[start]

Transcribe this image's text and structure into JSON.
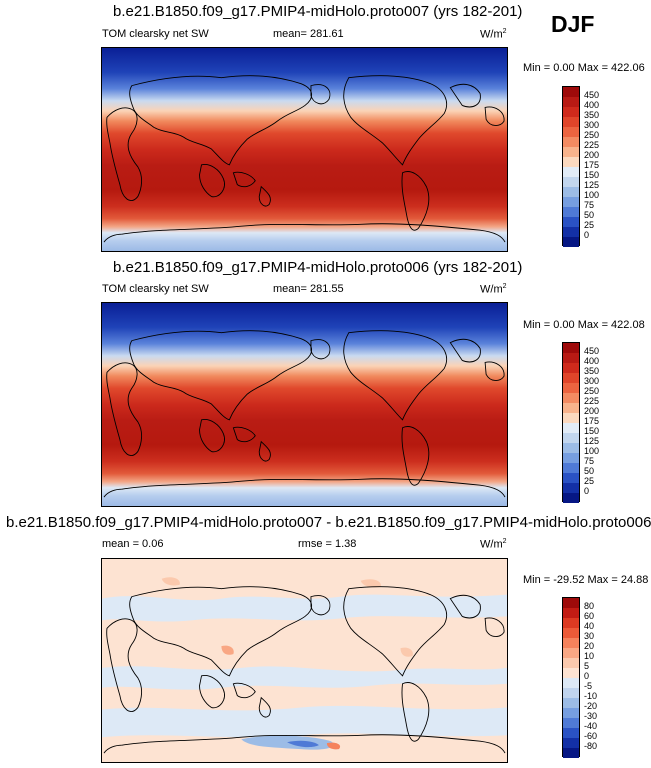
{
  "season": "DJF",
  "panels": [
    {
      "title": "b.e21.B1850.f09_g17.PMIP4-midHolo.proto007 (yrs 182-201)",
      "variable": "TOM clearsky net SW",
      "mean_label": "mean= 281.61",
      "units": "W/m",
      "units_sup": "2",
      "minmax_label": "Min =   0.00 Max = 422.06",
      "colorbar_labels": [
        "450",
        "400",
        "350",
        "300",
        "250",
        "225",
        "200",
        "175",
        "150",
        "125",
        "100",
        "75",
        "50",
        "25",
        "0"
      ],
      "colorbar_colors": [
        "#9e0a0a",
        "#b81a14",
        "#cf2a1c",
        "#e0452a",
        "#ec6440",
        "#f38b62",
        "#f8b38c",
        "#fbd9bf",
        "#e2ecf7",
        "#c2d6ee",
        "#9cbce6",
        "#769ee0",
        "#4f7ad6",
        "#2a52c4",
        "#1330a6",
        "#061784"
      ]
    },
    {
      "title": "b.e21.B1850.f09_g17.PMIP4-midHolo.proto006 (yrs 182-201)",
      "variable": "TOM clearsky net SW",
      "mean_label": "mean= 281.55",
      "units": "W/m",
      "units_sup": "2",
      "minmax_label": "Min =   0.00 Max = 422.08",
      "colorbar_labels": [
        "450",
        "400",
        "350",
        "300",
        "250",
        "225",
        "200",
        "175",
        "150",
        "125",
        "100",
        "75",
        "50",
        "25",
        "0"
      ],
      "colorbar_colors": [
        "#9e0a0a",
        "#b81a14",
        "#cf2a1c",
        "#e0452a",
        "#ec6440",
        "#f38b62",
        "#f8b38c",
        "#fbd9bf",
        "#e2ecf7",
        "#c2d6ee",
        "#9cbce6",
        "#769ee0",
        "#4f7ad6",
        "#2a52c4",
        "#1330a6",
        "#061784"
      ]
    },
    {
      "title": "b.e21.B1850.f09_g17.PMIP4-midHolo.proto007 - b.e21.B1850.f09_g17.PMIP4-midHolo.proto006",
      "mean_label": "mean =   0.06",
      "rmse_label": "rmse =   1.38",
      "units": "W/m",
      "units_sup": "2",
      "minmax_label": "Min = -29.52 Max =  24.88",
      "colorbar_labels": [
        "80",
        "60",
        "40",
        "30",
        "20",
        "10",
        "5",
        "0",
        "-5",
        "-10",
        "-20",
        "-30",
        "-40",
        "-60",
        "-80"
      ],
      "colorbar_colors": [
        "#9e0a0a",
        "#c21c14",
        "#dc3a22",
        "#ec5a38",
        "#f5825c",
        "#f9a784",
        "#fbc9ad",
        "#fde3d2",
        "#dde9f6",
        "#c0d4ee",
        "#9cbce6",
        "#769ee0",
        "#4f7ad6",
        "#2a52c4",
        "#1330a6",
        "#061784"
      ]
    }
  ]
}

[end]

» **Written task**
Copy the entries exactly. Leave out the images.

» **The reply**
Transcribe this image's text and structure into JSON.
{
  "season": "DJF",
  "panels": [
    {
      "title": "b.e21.B1850.f09_g17.PMIP4-midHolo.proto007 (yrs 182-201)",
      "variable": "TOM clearsky net SW",
      "mean_label": "mean= 281.61",
      "units": "W/m",
      "units_sup": "2",
      "minmax_label": "Min =   0.00 Max = 422.06",
      "colorbar_labels": [
        "450",
        "400",
        "350",
        "300",
        "250",
        "225",
        "200",
        "175",
        "150",
        "125",
        "100",
        "75",
        "50",
        "25",
        "0"
      ],
      "colorbar_colors": [
        "#9e0a0a",
        "#b81a14",
        "#cf2a1c",
        "#e0452a",
        "#ec6440",
        "#f38b62",
        "#f8b38c",
        "#fbd9bf",
        "#e2ecf7",
        "#c2d6ee",
        "#9cbce6",
        "#769ee0",
        "#4f7ad6",
        "#2a52c4",
        "#1330a6",
        "#061784"
      ]
    },
    {
      "title": "b.e21.B1850.f09_g17.PMIP4-midHolo.proto006 (yrs 182-201)",
      "variable": "TOM clearsky net SW",
      "mean_label": "mean= 281.55",
      "units": "W/m",
      "units_sup": "2",
      "minmax_label": "Min =   0.00 Max = 422.08",
      "colorbar_labels": [
        "450",
        "400",
        "350",
        "300",
        "250",
        "225",
        "200",
        "175",
        "150",
        "125",
        "100",
        "75",
        "50",
        "25",
        "0"
      ],
      "colorbar_colors": [
        "#9e0a0a",
        "#b81a14",
        "#cf2a1c",
        "#e0452a",
        "#ec6440",
        "#f38b62",
        "#f8b38c",
        "#fbd9bf",
        "#e2ecf7",
        "#c2d6ee",
        "#9cbce6",
        "#769ee0",
        "#4f7ad6",
        "#2a52c4",
        "#1330a6",
        "#061784"
      ]
    },
    {
      "title": "b.e21.B1850.f09_g17.PMIP4-midHolo.proto007 - b.e21.B1850.f09_g17.PMIP4-midHolo.proto006",
      "mean_label": "mean =   0.06",
      "rmse_label": "rmse =   1.38",
      "units": "W/m",
      "units_sup": "2",
      "minmax_label": "Min = -29.52 Max =  24.88",
      "colorbar_labels": [
        "80",
        "60",
        "40",
        "30",
        "20",
        "10",
        "5",
        "0",
        "-5",
        "-10",
        "-20",
        "-30",
        "-40",
        "-60",
        "-80"
      ],
      "colorbar_colors": [
        "#9e0a0a",
        "#c21c14",
        "#dc3a22",
        "#ec5a38",
        "#f5825c",
        "#f9a784",
        "#fbc9ad",
        "#fde3d2",
        "#dde9f6",
        "#c0d4ee",
        "#9cbce6",
        "#769ee0",
        "#4f7ad6",
        "#2a52c4",
        "#1330a6",
        "#061784"
      ]
    }
  ]
}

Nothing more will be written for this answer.